==== Given records

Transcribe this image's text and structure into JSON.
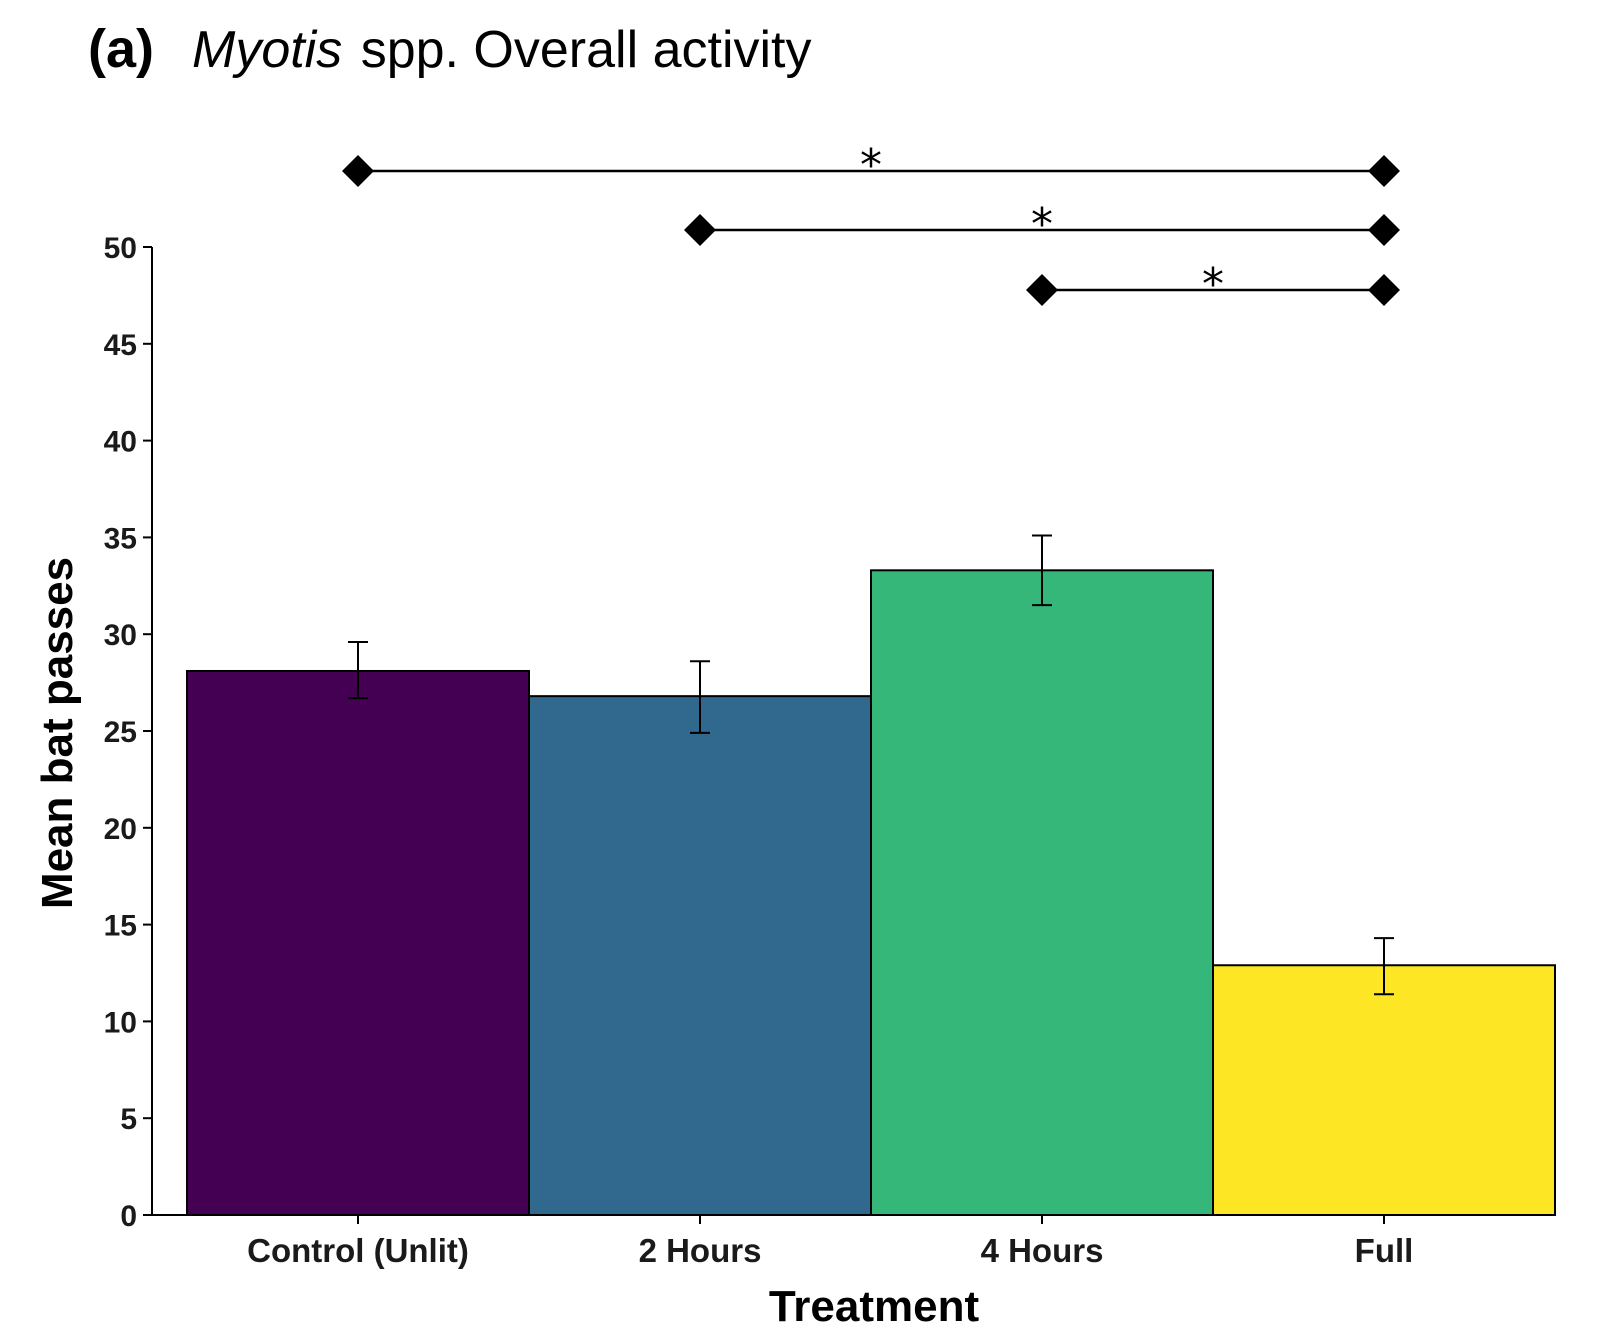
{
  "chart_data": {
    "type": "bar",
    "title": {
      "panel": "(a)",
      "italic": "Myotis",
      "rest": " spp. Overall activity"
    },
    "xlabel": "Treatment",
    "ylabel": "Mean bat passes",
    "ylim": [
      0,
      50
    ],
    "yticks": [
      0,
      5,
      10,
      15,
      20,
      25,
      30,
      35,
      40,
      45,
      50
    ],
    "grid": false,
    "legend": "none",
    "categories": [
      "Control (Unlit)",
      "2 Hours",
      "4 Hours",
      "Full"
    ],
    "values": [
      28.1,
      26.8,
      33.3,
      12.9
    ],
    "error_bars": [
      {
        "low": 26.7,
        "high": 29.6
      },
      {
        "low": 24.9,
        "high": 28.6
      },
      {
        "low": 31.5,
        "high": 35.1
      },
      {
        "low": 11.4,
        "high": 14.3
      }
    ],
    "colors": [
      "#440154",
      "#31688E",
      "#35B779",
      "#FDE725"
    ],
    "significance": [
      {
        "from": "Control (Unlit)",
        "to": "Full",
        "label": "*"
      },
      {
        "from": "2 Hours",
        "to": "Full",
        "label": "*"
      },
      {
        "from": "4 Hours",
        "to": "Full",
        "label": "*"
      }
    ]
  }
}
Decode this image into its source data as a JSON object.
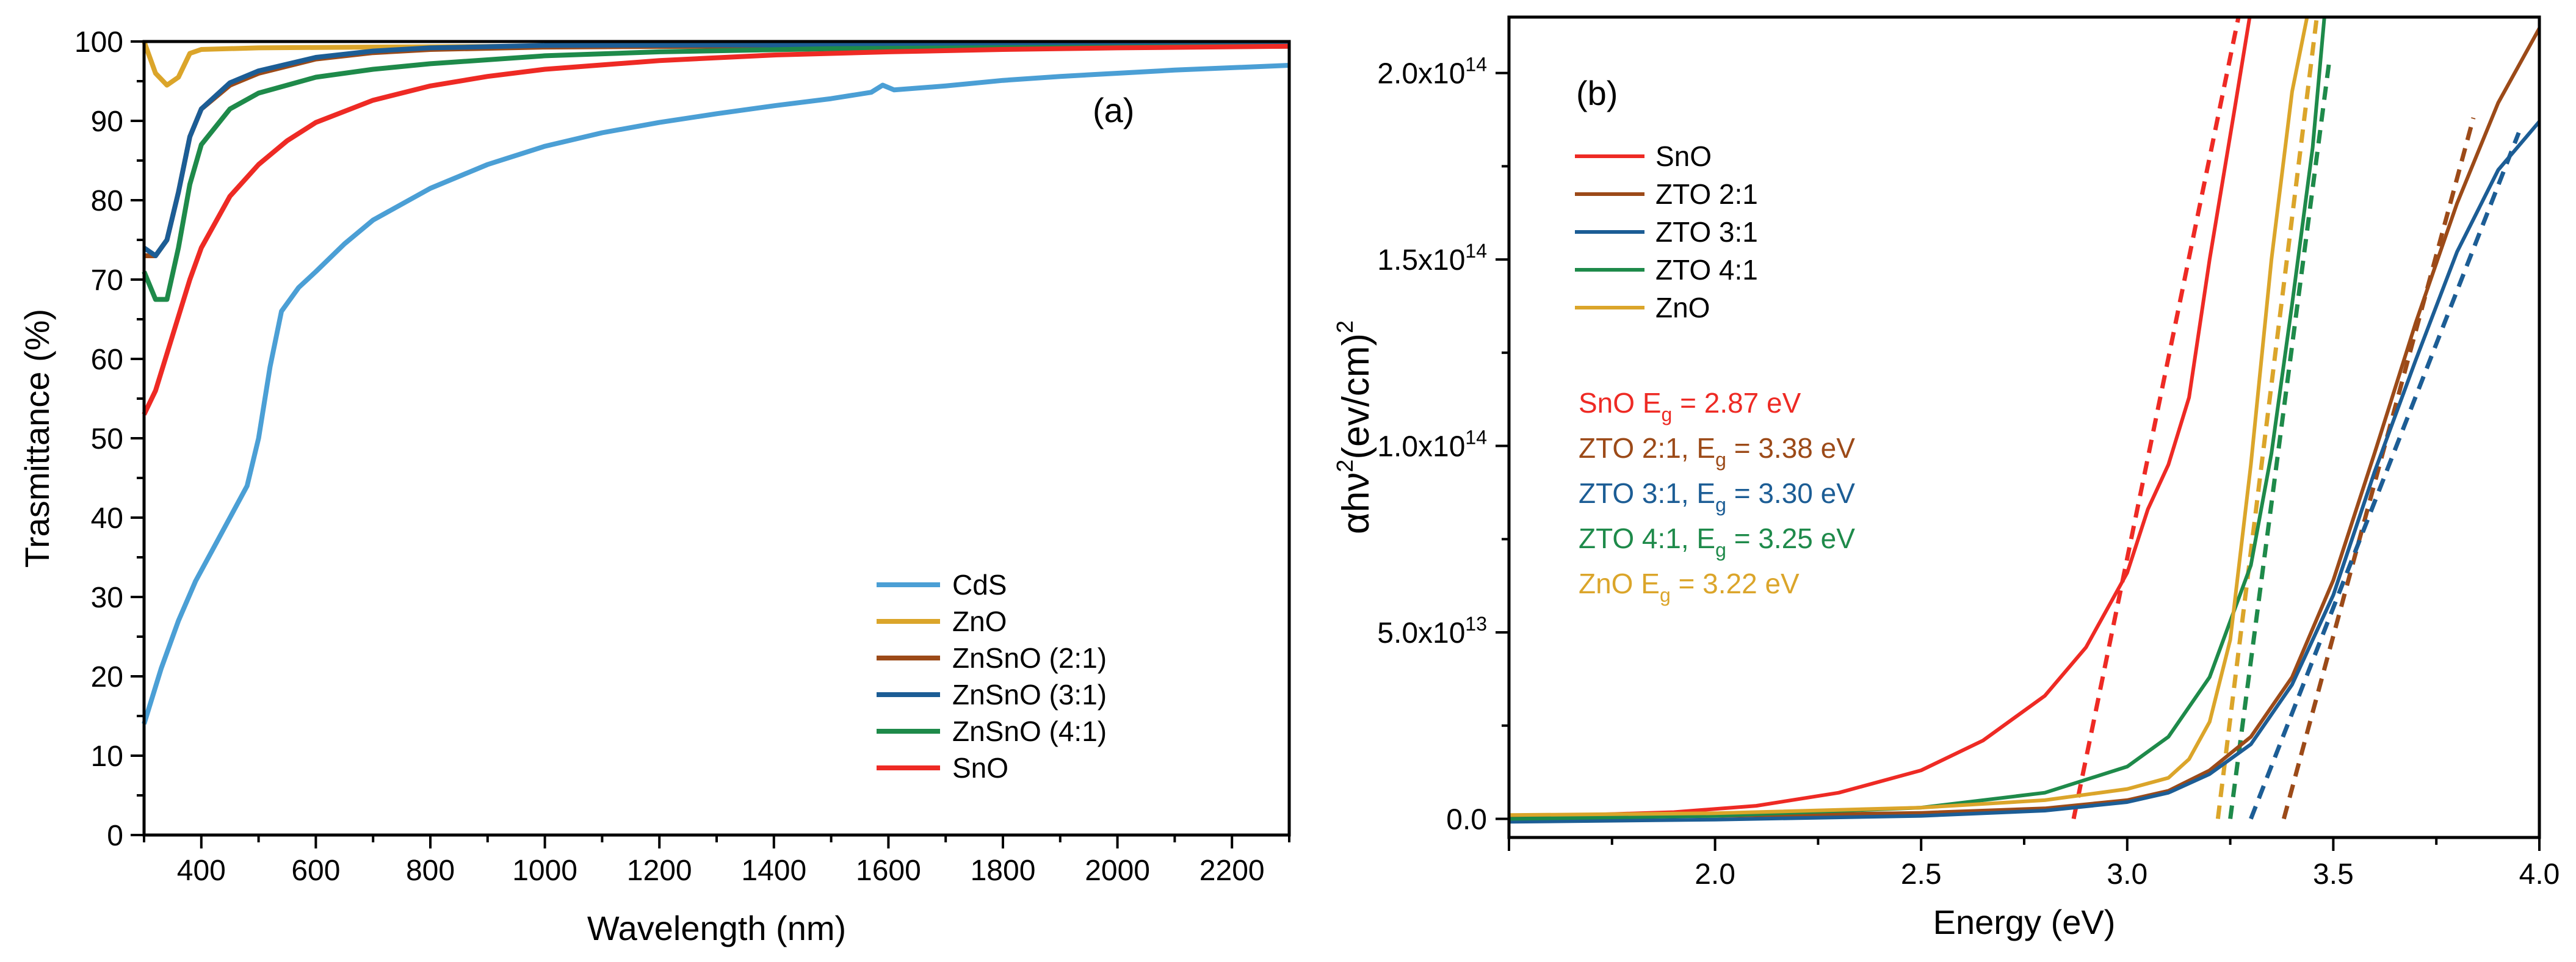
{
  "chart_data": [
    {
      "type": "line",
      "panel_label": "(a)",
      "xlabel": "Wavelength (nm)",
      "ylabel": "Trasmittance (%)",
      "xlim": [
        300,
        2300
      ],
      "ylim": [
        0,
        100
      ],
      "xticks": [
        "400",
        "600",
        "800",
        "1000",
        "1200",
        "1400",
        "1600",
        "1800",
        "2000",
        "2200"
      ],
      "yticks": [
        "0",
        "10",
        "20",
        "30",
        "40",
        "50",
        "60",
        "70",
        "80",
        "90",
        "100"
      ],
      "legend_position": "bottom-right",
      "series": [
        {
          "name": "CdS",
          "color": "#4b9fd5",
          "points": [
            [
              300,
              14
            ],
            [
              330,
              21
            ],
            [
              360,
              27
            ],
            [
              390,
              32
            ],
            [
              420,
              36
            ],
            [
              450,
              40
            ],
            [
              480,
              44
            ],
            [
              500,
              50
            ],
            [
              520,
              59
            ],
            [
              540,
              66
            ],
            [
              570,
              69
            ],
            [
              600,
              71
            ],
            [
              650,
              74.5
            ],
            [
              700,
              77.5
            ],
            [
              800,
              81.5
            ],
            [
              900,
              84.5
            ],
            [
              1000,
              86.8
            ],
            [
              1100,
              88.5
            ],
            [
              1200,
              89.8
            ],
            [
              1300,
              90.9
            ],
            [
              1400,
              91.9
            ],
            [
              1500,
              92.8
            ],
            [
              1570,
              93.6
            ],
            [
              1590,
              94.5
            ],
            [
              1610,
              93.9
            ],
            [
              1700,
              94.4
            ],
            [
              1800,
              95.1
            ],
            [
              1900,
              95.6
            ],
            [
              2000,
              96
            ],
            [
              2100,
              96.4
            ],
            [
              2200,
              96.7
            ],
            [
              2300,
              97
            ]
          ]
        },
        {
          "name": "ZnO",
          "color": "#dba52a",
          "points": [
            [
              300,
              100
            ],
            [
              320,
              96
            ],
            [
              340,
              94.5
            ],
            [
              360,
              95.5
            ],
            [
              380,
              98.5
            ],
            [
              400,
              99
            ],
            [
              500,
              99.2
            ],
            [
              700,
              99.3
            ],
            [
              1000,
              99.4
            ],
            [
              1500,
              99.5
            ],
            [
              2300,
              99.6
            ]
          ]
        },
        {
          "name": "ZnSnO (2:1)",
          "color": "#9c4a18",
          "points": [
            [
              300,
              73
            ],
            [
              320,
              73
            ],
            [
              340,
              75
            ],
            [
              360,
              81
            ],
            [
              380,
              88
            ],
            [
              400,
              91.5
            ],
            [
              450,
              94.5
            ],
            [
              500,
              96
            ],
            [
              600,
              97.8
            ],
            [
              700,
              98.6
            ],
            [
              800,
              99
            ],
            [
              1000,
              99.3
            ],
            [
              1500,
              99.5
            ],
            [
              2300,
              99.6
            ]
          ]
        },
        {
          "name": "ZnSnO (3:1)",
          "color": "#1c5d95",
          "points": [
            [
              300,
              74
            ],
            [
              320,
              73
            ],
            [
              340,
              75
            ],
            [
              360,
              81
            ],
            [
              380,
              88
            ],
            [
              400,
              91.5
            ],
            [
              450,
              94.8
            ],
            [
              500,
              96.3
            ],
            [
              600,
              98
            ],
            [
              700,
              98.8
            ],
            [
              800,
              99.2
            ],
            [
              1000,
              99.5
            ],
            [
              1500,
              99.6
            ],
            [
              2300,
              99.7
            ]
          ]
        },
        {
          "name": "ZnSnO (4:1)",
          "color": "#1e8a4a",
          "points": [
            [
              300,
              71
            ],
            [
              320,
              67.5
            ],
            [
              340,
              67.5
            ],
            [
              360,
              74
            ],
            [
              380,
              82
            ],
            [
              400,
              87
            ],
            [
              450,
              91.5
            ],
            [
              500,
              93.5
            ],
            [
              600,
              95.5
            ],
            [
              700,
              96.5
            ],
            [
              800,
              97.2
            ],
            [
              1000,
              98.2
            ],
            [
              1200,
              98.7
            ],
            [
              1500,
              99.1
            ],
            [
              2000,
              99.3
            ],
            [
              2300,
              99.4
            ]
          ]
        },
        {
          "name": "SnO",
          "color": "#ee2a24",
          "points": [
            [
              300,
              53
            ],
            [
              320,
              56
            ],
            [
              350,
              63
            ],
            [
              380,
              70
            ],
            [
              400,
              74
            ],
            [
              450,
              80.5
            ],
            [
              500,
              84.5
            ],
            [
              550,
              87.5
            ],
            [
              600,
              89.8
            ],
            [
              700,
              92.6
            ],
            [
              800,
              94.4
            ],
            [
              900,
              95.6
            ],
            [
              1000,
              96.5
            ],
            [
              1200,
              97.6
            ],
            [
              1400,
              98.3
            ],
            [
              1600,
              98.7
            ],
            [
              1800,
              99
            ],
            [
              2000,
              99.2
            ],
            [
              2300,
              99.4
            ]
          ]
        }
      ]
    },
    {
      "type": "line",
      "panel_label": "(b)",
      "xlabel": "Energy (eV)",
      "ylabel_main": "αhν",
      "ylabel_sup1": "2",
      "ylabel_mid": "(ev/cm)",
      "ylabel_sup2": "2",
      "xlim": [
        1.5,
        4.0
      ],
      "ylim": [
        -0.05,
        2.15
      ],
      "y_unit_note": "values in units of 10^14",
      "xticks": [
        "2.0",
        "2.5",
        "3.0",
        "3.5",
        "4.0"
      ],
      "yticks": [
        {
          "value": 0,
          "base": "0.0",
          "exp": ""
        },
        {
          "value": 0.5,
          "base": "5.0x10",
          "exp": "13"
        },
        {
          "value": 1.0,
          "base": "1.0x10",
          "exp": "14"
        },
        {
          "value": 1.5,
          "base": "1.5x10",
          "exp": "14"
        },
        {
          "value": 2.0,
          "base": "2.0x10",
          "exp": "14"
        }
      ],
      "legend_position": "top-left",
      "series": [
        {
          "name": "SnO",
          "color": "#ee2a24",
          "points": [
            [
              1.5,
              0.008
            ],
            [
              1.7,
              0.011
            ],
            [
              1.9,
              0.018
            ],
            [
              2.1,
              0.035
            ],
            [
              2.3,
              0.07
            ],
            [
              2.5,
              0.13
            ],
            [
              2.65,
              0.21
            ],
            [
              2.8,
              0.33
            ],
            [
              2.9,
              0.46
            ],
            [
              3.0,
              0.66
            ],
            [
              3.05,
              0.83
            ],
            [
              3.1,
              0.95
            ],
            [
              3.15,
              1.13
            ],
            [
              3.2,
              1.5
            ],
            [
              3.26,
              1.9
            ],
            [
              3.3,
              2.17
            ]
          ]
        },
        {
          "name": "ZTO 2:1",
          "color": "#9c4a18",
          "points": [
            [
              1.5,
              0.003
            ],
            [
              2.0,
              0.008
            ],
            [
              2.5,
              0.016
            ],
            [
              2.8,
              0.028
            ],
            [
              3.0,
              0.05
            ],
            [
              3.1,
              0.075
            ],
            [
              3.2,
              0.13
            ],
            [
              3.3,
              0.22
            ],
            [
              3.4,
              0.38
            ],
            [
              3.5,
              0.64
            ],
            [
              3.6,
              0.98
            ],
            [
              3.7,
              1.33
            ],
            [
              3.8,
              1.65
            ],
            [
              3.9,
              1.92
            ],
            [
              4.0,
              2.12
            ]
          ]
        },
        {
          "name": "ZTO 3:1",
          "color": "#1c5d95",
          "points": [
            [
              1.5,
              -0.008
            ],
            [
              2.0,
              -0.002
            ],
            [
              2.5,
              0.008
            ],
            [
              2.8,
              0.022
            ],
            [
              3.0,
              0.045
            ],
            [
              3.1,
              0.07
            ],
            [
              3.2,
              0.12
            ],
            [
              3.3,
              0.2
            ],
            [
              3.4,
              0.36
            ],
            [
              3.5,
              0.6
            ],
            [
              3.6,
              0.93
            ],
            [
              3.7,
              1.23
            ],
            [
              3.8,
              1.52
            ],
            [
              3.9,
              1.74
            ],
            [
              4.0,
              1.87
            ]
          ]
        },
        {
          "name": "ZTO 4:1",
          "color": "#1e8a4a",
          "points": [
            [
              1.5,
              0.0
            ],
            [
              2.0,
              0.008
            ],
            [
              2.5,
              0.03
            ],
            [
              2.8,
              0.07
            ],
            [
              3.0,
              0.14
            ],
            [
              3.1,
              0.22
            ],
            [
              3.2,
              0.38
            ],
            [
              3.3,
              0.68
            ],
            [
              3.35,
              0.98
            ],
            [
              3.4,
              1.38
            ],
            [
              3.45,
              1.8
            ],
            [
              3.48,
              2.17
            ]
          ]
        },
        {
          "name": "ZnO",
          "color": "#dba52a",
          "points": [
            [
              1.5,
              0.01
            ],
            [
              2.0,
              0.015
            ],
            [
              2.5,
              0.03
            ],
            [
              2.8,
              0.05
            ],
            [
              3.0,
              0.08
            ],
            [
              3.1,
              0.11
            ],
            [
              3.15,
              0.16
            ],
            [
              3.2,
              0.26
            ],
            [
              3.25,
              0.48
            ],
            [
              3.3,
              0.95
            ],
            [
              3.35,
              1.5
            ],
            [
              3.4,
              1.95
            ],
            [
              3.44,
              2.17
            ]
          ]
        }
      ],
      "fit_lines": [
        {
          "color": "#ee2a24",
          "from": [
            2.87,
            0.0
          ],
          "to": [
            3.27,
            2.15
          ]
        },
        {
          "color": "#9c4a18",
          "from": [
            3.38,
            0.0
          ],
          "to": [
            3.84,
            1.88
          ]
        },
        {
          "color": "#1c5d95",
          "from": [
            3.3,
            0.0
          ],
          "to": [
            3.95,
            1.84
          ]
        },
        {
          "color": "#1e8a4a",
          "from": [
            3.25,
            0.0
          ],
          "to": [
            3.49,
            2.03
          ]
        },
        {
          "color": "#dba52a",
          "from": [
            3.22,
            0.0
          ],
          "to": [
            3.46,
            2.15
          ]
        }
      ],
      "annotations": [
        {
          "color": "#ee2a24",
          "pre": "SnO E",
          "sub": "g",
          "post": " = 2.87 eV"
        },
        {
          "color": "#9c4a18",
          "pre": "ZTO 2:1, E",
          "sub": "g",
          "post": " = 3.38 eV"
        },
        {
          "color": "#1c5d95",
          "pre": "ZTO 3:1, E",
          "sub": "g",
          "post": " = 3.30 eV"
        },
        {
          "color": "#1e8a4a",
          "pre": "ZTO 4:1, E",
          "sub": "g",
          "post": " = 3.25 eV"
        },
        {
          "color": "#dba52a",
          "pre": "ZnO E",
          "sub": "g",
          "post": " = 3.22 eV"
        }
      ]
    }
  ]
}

========

### Stated task
Compute how many lines include the string "values", then give that number by itself.

### Worked answer
2